Texto dado
================================

Para mí, lo más problemático que tiene la comprensión de la sobriedad emocional es la intuición popular de que estar sobrio emocionalmente significa no experimentar sentimientos extremos o estar en un perenne e inalterable estado de armonía y aceptación. En mi experiencia ha sido todo lo contrario.
Al igual que con otras sobriedades, una vez que ya uno no está “usando” tiene que lidiar con los sentimientos y realidades internas que la “sustancia” ocultaba. Tiene uno que crecer emocionalmente.
Estar “sobria emocionalmente” ha supuesto para mí sentir con honestidad sentimientos que fueron muy censurados en mi infancia como los celos o la envidia. Admitir que tengo reacciones inmaduras y no disfrazarlas culpando a otros. O que a veces me provoca tirarme al piso como una criatura de dos años con una pataleta o meterme debajo de la cama como si viniera “El Coco”.
¿Cómo sé que estoy sobria? porque mis sentimientos no son mi brújula: no determinan lo que hago. Al mismo tiempo, porque puedo vivirlos con autenticidad sin evitarlos. Al contrario, por incómodos o dolorosos que sean, trato de darles la bienvenida y estudiarlos con amorosa curiosidad.

================================

Datos proporcionados
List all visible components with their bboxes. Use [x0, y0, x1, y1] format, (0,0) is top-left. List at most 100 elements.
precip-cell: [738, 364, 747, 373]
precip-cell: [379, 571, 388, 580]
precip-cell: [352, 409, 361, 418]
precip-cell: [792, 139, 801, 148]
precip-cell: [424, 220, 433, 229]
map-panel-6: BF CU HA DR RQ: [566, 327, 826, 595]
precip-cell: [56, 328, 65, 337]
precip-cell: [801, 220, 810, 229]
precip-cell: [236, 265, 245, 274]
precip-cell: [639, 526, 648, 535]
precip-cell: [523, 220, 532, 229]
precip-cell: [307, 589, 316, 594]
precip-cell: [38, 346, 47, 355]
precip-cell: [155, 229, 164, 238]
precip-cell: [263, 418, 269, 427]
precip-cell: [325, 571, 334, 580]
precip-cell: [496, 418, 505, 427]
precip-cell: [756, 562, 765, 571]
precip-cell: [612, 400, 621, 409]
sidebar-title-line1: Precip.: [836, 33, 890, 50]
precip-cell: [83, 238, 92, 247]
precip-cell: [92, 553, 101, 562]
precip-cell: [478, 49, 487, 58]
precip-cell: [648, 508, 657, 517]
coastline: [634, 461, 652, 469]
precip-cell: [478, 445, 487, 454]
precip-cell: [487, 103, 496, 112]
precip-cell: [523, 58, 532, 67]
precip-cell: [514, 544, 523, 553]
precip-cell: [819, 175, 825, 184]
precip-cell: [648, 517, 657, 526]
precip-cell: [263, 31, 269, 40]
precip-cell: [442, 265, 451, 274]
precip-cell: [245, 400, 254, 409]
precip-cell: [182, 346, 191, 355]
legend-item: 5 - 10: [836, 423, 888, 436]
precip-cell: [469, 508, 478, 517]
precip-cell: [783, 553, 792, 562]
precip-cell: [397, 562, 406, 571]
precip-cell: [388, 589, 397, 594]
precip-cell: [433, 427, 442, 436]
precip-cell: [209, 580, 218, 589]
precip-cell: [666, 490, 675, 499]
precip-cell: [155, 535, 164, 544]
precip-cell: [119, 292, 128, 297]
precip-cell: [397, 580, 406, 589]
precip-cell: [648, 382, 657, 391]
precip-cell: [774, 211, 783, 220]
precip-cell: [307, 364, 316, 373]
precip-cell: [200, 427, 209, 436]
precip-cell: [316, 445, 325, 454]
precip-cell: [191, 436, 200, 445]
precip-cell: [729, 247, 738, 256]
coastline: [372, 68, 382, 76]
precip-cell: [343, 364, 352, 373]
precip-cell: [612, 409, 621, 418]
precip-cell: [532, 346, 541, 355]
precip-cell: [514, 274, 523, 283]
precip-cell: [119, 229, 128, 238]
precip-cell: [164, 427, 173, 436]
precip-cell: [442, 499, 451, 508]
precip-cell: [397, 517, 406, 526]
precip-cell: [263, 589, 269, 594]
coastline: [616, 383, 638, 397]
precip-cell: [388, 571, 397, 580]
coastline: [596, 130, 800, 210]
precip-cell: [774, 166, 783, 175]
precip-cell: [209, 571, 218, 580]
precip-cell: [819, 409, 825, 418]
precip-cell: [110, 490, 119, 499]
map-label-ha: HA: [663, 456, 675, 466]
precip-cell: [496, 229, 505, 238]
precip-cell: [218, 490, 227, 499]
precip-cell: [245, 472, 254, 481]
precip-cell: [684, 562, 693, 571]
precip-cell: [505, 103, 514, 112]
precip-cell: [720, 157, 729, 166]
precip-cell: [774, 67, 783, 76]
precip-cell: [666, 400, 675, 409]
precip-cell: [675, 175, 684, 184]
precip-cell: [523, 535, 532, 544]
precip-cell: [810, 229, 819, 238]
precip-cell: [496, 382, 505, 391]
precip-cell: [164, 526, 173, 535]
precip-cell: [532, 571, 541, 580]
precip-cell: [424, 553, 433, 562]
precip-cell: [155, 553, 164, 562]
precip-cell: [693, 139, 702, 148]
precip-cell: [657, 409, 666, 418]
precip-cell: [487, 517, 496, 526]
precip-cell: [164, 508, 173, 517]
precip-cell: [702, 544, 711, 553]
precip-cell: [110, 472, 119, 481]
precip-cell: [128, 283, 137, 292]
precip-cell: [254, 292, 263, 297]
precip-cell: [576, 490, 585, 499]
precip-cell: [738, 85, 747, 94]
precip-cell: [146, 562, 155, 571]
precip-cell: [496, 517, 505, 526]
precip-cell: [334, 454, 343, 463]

================================

Ejercicios
1. Devuelve el fragmento del texto sobre la sobriedad emocional que comienza en “Al igual que” y termina en “que crecer emocionalmente.”.
2. Responde según el texto sobre la sobriedad emocional:
(a) ¿Qué tiene que hacer uno una vez que ya no está “usando”?
(b) ¿Qué sentimientos fueron muy censurados en la infancia de quien escribe?
(c) ¿Qué no son los sentimientos de quien escribe, según explica para saber que está sobria?

Respuestas en orden
1.
Al igual que con otras sobriedades, una vez que ya uno no está “usando” tiene que lidiar con los sentimientos y realidades internas que la “sustancia” ocultaba. Tiene uno que crecer emocionalmente.

2.
(a) Lidiar con los sentimientos y realidades internas que la “sustancia” ocultaba y crecer emocionalmente.
(b) Los celos o la envidia.
(c) Su brújula.